▸ **RECORDS TO USE**
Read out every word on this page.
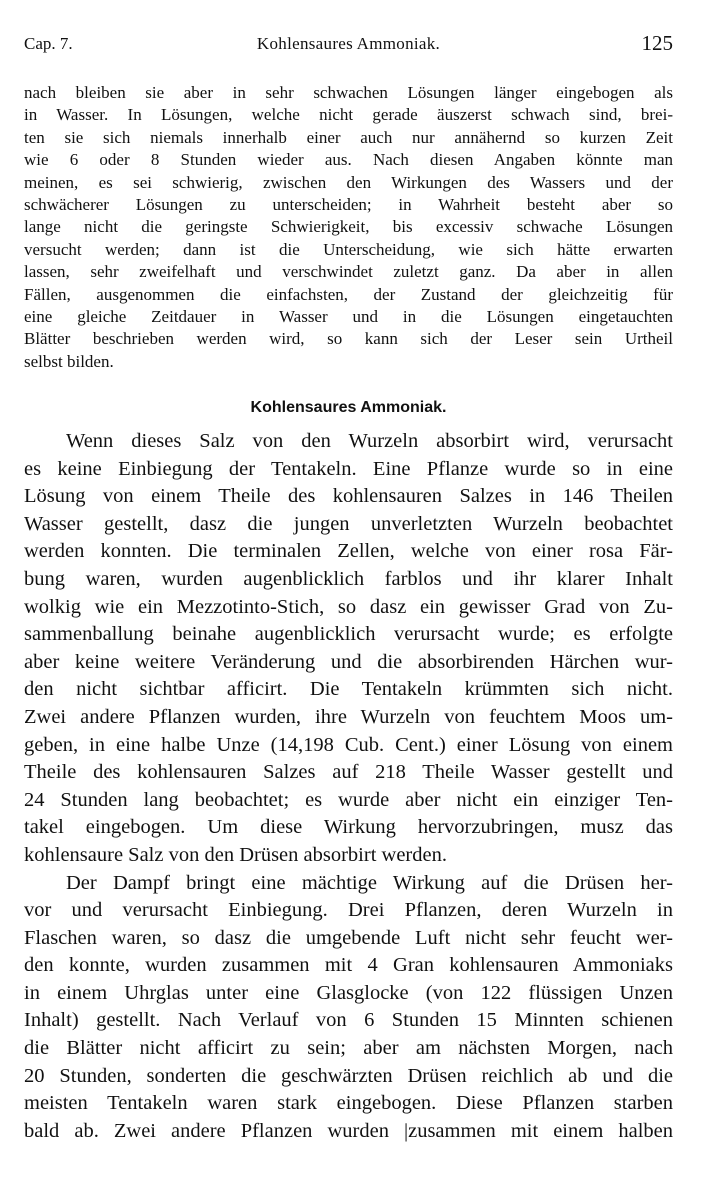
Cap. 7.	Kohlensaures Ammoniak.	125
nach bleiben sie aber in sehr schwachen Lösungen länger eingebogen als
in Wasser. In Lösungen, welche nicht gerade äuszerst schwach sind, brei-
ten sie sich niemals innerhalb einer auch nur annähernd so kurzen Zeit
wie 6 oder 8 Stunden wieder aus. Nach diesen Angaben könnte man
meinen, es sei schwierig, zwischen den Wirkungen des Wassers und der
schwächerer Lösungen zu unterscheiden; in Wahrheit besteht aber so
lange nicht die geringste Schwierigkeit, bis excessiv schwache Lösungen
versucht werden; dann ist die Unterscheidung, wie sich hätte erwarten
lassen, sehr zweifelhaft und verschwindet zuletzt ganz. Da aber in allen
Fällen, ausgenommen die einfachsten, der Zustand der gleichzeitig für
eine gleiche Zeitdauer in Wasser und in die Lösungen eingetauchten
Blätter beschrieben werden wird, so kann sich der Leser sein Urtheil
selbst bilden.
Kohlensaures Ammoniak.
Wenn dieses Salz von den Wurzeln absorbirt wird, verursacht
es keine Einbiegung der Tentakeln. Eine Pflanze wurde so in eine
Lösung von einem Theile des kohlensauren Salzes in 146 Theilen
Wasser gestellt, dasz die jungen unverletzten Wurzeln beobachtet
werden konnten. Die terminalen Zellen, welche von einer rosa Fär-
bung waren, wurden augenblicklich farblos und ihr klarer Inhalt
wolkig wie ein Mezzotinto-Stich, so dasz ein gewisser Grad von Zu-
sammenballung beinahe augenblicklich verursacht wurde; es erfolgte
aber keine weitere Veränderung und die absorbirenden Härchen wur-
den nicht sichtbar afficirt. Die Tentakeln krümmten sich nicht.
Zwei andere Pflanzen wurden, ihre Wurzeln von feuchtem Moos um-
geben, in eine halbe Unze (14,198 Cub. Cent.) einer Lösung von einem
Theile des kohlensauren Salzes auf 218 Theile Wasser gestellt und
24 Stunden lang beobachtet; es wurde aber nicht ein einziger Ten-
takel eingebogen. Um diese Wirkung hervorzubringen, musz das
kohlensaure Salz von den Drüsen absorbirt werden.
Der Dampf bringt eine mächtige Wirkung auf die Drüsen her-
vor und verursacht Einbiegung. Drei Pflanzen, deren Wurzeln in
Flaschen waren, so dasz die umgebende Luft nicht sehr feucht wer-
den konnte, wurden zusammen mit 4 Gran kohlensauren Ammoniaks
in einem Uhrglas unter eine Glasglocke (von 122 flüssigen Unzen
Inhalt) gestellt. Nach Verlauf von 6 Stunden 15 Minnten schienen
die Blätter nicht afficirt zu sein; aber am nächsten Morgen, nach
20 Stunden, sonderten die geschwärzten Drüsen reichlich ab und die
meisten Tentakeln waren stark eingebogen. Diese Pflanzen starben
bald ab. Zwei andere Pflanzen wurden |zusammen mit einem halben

* * *

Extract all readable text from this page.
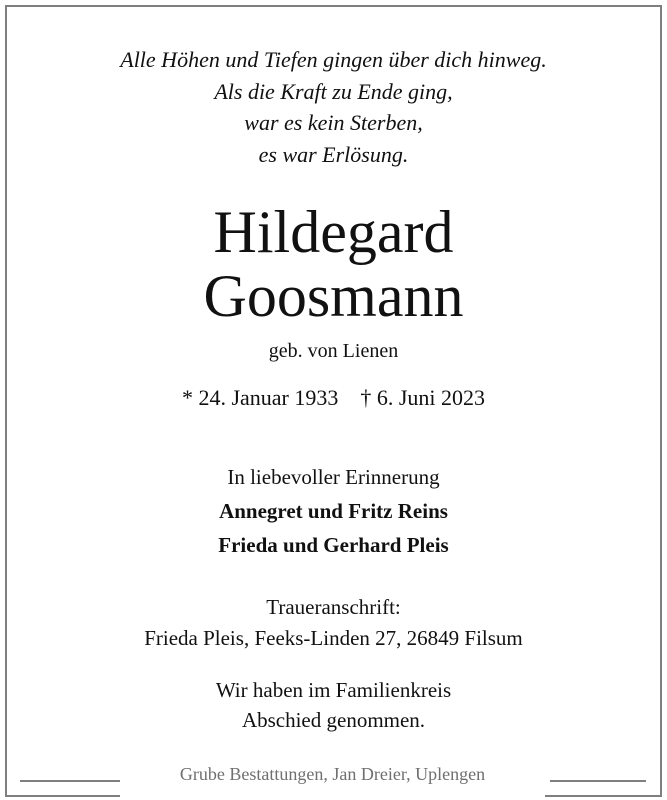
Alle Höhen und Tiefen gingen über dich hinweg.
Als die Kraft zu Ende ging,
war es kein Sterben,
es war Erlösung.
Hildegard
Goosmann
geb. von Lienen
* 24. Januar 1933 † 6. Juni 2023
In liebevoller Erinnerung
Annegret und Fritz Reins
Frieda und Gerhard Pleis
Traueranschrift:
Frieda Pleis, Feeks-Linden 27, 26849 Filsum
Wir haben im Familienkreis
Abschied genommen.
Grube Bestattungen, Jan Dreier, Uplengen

▸ **REQUIREMENT**
Each line of the material that has the word "Stunden" belongs in the answer.

▸ **SOLUTION**
wie 6 oder 8 Stunden wieder aus. Nach diesen Angaben könnte man
24 Stunden lang beobachtet; es wurde aber nicht ein einziger Ten-
Inhalt) gestellt. Nach Verlauf von 6 Stunden 15 Minnten schienen
20 Stunden, sonderten die geschwärzten Drüsen reichlich ab und die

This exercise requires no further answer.